### Stored rows
::::::::::
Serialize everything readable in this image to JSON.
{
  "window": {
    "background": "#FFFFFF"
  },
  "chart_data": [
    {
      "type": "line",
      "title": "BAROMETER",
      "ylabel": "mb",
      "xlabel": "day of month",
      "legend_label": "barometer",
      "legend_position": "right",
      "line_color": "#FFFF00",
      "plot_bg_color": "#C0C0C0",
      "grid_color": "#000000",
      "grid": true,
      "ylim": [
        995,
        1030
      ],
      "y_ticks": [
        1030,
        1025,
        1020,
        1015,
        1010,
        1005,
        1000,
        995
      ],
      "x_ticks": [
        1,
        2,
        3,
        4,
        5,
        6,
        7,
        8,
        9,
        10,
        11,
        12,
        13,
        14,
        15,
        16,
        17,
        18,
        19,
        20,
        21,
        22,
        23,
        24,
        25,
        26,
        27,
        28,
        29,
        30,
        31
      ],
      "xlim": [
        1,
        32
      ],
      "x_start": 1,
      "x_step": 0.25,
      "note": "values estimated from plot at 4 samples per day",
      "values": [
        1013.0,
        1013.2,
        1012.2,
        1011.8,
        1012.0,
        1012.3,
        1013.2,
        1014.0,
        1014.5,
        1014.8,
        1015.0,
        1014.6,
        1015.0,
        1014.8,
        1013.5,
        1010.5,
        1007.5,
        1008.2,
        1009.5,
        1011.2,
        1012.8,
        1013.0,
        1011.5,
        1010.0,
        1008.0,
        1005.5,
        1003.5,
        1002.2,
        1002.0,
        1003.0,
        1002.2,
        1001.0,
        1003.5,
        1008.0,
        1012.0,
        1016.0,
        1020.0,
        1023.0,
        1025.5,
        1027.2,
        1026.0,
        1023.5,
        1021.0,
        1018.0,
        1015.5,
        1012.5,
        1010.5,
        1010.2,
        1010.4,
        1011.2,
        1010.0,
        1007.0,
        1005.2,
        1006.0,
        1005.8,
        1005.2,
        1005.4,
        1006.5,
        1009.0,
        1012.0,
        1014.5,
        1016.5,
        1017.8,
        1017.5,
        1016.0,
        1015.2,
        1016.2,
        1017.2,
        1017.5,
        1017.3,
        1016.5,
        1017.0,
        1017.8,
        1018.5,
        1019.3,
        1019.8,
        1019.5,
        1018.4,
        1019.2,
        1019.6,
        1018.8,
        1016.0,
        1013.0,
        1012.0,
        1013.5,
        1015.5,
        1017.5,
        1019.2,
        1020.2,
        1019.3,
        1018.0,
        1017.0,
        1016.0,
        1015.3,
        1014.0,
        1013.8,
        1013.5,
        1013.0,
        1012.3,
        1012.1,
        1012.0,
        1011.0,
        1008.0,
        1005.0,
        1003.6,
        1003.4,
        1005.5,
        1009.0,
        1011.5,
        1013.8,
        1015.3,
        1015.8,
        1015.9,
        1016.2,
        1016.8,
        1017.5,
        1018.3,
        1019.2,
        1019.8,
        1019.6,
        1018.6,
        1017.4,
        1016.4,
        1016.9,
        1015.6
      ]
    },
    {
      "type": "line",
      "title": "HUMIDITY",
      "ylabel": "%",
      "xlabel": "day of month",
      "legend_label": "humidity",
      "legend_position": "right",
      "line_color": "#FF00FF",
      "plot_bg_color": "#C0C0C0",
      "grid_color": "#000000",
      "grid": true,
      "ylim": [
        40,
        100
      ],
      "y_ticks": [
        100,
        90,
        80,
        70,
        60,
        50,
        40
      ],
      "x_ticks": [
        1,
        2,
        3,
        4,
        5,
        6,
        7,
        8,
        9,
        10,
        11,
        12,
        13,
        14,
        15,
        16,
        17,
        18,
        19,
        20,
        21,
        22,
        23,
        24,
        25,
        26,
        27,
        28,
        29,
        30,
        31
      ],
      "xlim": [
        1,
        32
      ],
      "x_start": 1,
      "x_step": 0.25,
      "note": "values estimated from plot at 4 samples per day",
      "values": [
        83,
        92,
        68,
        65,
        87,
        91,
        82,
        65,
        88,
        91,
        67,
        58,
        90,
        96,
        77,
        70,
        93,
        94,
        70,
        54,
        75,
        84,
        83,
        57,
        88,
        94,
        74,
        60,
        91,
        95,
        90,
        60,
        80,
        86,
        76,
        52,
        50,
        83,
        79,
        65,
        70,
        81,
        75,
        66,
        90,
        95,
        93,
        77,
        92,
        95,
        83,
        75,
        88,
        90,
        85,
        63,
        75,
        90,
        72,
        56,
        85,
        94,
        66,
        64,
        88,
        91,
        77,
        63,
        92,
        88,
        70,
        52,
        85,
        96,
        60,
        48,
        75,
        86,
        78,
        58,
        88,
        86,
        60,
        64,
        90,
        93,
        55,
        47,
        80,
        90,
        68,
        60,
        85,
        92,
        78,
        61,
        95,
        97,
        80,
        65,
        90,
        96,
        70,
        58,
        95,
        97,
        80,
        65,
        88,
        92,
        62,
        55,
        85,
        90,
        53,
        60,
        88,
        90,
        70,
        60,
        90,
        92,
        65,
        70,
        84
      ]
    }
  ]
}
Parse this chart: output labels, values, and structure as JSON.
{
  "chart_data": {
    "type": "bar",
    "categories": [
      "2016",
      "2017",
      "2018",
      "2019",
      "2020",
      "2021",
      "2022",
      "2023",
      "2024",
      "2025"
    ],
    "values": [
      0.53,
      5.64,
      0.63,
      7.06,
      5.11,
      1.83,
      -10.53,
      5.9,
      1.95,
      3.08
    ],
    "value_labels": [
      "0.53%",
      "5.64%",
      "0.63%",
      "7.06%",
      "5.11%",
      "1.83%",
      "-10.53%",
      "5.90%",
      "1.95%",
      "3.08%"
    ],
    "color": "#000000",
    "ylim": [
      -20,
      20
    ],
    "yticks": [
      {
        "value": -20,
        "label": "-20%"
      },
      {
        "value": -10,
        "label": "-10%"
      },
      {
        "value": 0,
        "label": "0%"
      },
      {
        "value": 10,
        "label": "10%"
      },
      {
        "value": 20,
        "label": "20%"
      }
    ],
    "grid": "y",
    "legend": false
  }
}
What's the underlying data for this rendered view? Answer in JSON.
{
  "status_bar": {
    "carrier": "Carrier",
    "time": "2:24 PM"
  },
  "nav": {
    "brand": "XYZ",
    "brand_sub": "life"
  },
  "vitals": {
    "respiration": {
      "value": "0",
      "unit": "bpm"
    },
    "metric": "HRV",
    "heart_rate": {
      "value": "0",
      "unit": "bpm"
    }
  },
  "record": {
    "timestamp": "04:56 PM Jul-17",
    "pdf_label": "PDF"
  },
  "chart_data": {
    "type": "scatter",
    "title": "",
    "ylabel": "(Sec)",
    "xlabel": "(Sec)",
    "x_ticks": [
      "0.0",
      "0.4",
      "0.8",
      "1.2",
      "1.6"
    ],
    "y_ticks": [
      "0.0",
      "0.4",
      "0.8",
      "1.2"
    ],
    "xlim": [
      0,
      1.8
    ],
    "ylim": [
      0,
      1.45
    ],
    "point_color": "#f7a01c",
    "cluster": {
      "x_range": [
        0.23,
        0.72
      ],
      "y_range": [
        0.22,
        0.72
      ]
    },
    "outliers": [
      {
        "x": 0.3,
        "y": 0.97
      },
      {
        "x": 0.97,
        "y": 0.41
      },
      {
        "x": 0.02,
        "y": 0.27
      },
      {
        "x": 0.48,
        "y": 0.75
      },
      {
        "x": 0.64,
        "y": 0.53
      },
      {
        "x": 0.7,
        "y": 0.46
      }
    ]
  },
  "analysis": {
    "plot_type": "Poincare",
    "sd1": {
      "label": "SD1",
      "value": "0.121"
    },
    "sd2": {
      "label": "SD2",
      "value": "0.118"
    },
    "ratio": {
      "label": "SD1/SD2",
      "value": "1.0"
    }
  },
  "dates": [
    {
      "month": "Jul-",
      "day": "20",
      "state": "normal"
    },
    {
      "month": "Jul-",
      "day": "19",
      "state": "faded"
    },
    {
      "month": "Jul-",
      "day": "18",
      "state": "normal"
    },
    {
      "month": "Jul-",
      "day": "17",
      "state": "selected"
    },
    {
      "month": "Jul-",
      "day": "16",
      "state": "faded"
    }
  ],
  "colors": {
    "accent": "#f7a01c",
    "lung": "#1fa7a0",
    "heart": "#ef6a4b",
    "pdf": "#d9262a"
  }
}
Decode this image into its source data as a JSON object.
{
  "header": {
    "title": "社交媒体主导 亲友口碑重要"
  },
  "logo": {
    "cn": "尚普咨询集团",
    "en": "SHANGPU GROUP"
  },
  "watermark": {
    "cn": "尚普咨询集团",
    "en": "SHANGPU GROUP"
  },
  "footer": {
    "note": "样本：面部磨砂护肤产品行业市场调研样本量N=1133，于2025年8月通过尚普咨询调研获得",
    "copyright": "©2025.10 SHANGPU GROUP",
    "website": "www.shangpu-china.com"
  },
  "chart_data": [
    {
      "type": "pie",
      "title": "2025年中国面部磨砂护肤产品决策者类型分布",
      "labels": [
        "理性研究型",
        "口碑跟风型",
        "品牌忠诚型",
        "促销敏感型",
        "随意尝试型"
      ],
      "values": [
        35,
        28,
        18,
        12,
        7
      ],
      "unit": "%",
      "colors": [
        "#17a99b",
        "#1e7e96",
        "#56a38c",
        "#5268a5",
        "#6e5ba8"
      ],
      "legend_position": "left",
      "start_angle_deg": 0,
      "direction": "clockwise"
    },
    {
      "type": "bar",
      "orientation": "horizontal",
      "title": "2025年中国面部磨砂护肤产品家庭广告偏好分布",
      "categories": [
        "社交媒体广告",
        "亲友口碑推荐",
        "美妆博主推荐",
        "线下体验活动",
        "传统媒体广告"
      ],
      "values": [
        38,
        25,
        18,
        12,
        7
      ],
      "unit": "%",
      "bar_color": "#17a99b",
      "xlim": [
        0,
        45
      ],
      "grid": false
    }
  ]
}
::::::::::
Find every line with "image" in the listing and state how many there are, nothing else.

2